Exercise description —
Reproduce every record exactly as it appears, but not the pictures.

Supplied data —

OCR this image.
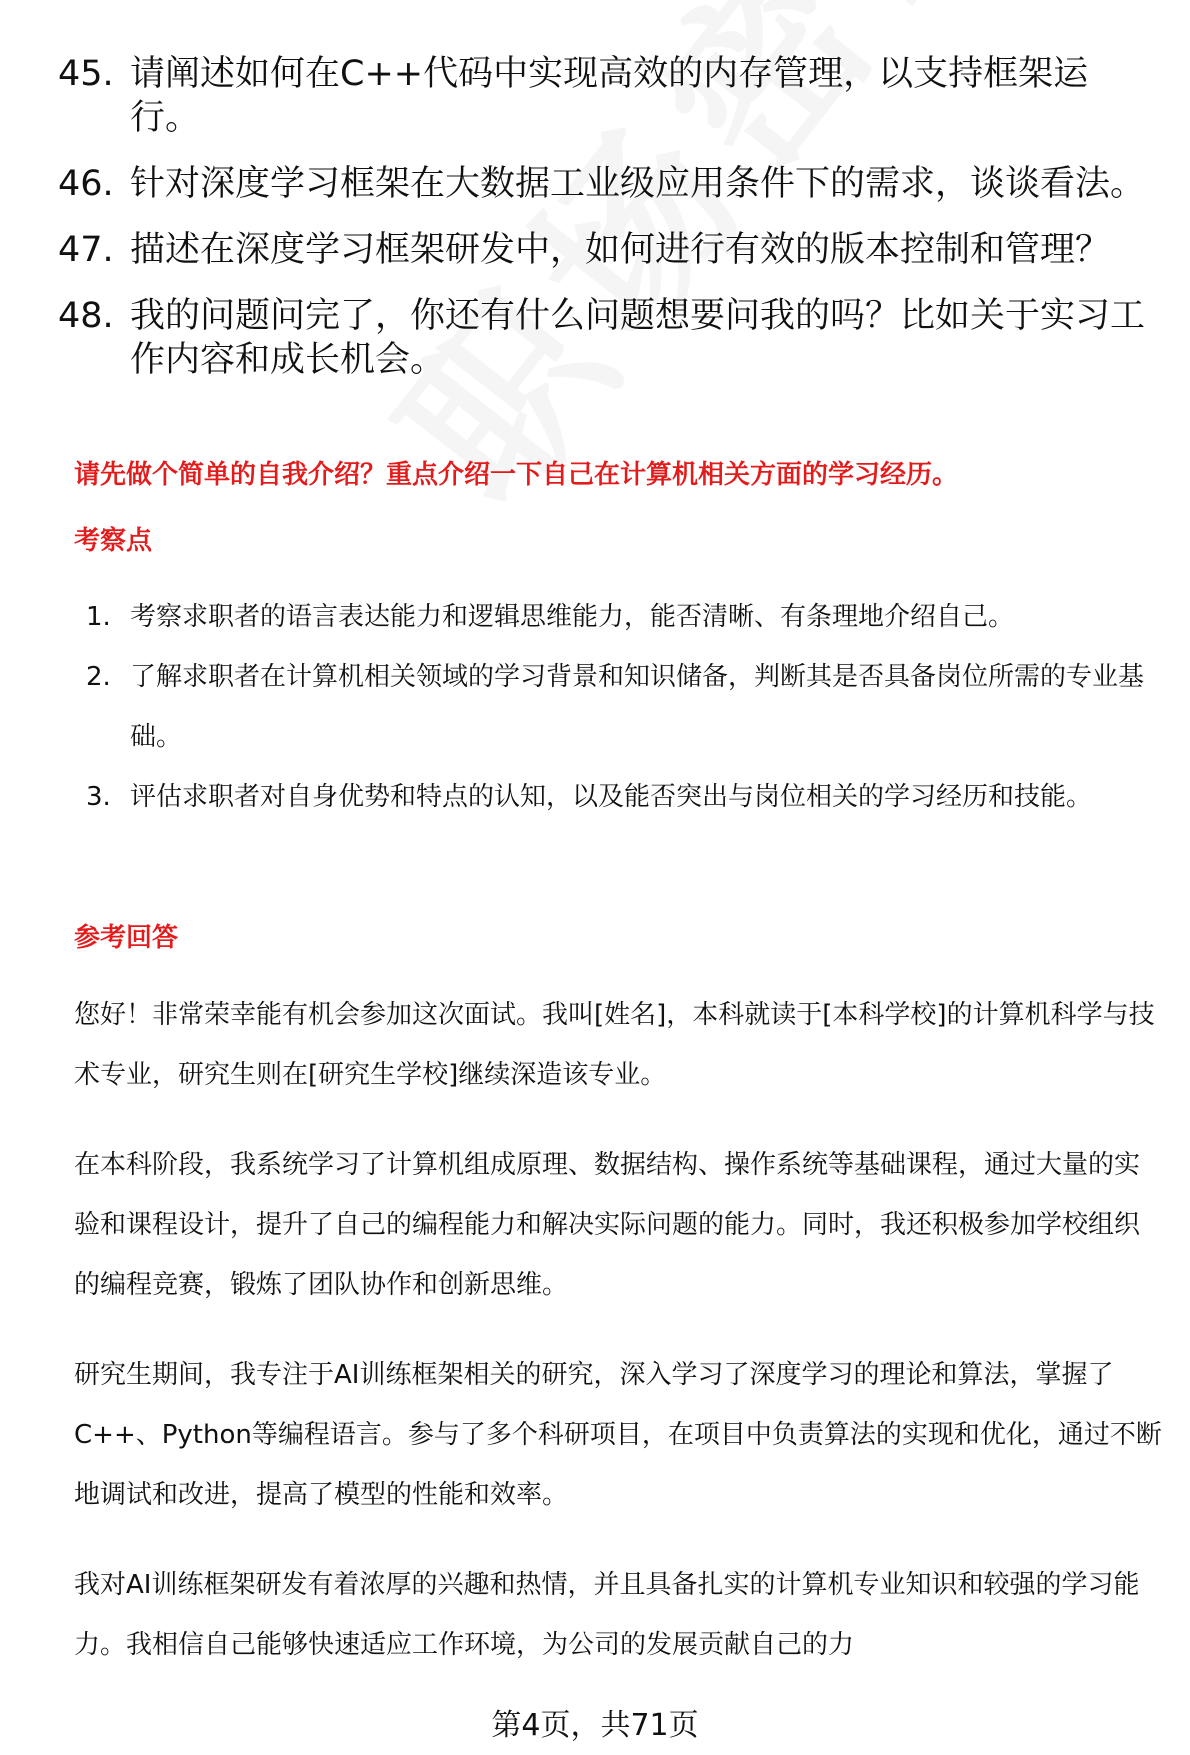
45. 请阐述如何在C++代码中实现高效的内存管理，以支持框架运行。
46. 针对深度学习框架在大数据工业级应用条件下的需求，谈谈看法。
47. 描述在深度学习框架研发中，如何进行有效的版本控制和管理？
48. 我的问题问完了，你还有什么问题想要问我的吗？比如关于实习工作内容和成长机会。
请先做个简单的自我介绍？重点介绍一下自己在计算机相关方面的学习经历。
考察点
1. 考察求职者的语言表达能力和逻辑思维能力，能否清晰、有条理地介绍自己。
2. 了解求职者在计算机相关领域的学习背景和知识储备，判断其是否具备岗位所需的专业基础。
3. 评估求职者对自身优势和特点的认知，以及能否突出与岗位相关的学习经历和技能。
参考回答
您好！非常荣幸能有机会参加这次面试。我叫[姓名]，本科就读于[本科学校]的计算机科学与技术专业，研究生则在[研究生学校]继续深造该专业。
在本科阶段，我系统学习了计算机组成原理、数据结构、操作系统等基础课程，通过大量的实验和课程设计，提升了自己的编程能力和解决实际问题的能力。同时，我还积极参加学校组织的编程竞赛，锻炼了团队协作和创新思维。
研究生期间，我专注于AI训练框架相关的研究，深入学习了深度学习的理论和算法，掌握了C++、Python等编程语言。参与了多个科研项目，在项目中负责算法的实现和优化，通过不断地调试和改进，提高了模型的性能和效率。
我对AI训练框架研发有着浓厚的兴趣和热情，并且具备扎实的计算机专业知识和较强的学习能力。我相信自己能够快速适应工作环境，为公司的发展贡献自己的力
第4页，共71页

Full answer —
OCR this image.
45. 请阐述如何在C++代码中实现高效的内存管理，以支持框架运行。
46. 针对深度学习框架在大数据工业级应用条件下的需求，谈谈看法。
47. 描述在深度学习框架研发中，如何进行有效的版本控制和管理？
48. 我的问题问完了，你还有什么问题想要问我的吗？比如关于实习工作内容和成长机会。
请先做个简单的自我介绍？重点介绍一下自己在计算机相关方面的学习经历。
考察点
1. 考察求职者的语言表达能力和逻辑思维能力，能否清晰、有条理地介绍自己。
2. 了解求职者在计算机相关领域的学习背景和知识储备，判断其是否具备岗位所需的专业基础。
3. 评估求职者对自身优势和特点的认知，以及能否突出与岗位相关的学习经历和技能。
参考回答
您好！非常荣幸能有机会参加这次面试。我叫[姓名]，本科就读于[本科学校]的计算机科学与技术专业，研究生则在[研究生学校]继续深造该专业。
在本科阶段，我系统学习了计算机组成原理、数据结构、操作系统等基础课程，通过大量的实验和课程设计，提升了自己的编程能力和解决实际问题的能力。同时，我还积极参加学校组织的编程竞赛，锻炼了团队协作和创新思维。
研究生期间，我专注于AI训练框架相关的研究，深入学习了深度学习的理论和算法，掌握了C++、Python等编程语言。参与了多个科研项目，在项目中负责算法的实现和优化，通过不断地调试和改进，提高了模型的性能和效率。
我对AI训练框架研发有着浓厚的兴趣和热情，并且具备扎实的计算机专业知识和较强的学习能力。我相信自己能够快速适应工作环境，为公司的发展贡献自己的力
第4页，共71页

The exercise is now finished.